■ **What is required**
Return a copy of each line that holds the string "سليمان".

■ **Record list**

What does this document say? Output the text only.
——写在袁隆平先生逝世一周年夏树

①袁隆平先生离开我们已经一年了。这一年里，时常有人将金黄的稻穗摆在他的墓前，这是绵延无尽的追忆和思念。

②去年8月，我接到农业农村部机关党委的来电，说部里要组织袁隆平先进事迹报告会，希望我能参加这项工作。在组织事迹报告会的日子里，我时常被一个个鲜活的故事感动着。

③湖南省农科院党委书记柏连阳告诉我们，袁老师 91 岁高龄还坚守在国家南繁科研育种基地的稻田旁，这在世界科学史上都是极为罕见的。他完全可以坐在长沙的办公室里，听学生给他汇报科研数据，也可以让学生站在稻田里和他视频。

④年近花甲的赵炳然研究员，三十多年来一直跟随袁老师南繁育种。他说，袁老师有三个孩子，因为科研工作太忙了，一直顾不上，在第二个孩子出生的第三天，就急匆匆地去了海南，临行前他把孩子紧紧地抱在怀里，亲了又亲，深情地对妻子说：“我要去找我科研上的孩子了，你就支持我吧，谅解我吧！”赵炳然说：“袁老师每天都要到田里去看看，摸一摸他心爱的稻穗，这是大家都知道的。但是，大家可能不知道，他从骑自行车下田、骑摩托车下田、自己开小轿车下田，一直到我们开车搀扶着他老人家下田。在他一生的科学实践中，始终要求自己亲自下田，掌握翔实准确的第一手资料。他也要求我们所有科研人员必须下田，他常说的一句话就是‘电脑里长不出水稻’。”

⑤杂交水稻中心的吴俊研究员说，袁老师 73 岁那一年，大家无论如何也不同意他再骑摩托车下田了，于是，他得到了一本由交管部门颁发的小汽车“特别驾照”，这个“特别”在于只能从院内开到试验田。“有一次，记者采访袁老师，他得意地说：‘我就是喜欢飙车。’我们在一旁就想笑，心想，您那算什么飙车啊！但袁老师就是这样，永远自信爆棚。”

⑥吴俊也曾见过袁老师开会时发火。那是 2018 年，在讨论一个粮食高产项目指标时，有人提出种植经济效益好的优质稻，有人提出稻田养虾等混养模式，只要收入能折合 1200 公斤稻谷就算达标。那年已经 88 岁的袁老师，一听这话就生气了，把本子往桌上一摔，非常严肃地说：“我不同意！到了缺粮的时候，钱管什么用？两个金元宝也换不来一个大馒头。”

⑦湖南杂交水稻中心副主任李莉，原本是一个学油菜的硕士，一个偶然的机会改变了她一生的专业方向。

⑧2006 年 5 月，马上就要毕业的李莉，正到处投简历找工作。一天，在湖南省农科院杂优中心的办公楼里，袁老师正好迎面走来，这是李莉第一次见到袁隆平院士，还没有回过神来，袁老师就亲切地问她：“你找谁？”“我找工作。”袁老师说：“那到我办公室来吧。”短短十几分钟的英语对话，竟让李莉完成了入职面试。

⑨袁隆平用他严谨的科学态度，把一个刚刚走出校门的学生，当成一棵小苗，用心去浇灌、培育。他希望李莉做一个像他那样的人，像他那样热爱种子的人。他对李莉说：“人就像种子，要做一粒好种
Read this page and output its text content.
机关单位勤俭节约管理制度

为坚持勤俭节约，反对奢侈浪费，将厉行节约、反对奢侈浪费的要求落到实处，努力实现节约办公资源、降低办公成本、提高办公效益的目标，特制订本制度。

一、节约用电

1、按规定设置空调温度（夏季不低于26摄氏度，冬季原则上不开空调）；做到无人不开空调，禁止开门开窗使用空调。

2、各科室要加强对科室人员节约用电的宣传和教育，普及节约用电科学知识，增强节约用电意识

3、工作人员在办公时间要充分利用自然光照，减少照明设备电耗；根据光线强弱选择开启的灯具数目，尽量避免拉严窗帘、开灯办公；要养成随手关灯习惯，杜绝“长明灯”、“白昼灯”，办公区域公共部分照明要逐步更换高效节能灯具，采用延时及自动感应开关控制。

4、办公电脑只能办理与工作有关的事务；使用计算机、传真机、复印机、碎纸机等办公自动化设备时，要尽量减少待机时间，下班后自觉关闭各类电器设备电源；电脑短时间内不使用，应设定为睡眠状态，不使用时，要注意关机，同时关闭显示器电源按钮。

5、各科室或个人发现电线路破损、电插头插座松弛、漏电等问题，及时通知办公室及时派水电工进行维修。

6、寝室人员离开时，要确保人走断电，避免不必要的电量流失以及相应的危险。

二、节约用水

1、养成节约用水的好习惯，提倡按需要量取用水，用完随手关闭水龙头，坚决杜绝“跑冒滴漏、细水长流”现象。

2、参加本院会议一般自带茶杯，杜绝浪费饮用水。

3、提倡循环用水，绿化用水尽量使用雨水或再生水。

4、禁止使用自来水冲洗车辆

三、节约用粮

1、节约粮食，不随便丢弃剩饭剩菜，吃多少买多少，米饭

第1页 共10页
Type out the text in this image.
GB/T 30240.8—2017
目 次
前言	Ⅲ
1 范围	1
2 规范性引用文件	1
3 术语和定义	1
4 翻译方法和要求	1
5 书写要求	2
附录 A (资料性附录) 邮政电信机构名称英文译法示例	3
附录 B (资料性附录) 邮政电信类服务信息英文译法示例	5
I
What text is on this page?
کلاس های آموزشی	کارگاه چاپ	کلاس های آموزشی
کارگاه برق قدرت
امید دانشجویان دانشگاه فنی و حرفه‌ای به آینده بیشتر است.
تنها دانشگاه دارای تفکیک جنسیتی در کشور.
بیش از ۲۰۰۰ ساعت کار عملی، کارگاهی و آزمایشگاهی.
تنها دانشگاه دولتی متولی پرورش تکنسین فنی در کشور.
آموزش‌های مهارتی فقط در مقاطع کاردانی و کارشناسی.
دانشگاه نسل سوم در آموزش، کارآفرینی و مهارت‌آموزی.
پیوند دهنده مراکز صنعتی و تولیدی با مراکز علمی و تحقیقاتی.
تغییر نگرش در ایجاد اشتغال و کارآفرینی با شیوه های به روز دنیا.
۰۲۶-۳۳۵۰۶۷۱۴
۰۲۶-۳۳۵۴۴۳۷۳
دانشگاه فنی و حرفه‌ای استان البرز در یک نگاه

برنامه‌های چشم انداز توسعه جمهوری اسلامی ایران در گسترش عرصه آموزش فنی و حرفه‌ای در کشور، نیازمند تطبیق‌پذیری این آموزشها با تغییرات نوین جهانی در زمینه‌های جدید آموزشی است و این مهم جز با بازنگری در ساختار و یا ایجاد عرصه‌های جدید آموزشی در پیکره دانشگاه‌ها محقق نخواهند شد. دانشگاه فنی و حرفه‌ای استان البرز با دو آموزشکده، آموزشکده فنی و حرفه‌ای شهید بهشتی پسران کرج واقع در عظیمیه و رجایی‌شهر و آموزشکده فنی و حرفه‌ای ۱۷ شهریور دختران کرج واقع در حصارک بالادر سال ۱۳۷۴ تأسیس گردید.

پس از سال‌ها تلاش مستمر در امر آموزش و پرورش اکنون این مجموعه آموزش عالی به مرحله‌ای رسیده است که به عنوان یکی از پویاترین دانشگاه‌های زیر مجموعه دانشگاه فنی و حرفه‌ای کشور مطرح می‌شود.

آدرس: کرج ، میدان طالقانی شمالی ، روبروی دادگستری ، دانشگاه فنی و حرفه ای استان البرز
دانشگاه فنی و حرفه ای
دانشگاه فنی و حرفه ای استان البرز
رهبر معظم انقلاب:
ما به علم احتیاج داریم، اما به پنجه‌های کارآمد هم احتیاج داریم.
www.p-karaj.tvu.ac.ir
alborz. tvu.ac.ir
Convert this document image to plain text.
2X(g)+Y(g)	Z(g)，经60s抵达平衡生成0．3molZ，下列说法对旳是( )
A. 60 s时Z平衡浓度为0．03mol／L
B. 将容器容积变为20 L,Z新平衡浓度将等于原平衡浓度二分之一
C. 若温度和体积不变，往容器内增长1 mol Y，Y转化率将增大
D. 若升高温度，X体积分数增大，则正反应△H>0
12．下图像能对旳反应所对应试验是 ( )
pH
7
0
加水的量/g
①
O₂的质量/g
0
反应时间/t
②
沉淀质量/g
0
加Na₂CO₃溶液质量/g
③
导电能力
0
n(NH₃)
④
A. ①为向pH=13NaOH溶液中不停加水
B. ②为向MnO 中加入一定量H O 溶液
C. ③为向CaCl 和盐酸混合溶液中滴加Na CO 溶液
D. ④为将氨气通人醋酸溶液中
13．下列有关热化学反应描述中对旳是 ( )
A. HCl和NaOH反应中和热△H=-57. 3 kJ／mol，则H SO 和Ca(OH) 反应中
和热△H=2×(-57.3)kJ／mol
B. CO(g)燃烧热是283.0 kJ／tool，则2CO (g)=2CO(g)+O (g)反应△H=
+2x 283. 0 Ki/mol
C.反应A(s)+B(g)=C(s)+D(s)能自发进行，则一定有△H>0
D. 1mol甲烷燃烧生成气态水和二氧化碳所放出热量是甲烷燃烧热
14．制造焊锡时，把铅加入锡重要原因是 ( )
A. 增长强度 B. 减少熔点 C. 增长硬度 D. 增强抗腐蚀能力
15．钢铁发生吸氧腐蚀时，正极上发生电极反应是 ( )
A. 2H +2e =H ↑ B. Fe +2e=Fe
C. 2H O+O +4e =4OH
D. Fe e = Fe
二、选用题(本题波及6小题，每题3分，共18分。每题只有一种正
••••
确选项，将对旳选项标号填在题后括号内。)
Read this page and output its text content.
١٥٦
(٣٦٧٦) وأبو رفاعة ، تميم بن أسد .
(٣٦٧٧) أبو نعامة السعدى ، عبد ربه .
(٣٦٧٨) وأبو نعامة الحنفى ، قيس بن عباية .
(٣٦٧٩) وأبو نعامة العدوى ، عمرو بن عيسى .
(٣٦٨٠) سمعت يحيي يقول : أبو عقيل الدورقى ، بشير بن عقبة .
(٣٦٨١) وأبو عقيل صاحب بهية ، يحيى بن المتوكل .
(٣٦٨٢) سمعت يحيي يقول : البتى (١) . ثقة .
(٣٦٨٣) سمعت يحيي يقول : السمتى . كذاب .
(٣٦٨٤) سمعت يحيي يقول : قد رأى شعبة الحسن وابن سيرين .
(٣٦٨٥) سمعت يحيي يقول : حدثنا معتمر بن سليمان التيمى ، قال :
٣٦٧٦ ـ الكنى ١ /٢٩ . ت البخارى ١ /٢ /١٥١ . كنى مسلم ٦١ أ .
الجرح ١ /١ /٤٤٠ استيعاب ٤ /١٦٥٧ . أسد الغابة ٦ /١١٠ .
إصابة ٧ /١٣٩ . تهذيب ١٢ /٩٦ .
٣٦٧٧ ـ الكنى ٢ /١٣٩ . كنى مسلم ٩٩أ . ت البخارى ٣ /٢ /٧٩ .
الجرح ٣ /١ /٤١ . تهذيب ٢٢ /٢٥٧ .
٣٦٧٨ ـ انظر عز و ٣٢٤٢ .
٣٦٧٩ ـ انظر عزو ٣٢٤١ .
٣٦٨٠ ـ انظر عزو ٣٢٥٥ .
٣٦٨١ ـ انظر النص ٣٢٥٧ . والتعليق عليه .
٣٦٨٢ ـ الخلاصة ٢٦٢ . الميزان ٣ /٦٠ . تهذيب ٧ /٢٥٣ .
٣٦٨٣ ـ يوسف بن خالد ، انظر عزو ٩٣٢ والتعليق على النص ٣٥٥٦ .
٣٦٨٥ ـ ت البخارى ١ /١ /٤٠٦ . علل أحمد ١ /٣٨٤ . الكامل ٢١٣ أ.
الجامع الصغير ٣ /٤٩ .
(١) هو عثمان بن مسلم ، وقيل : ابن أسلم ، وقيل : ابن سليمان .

■ **Finished task**
(٣٦٨٥) سمعت يحيي يقول : حدثنا معتمر بن سليمان التيمى ، قال :
(١) هو عثمان بن مسلم ، وقيل : ابن أسلم ، وقيل : ابن سليمان .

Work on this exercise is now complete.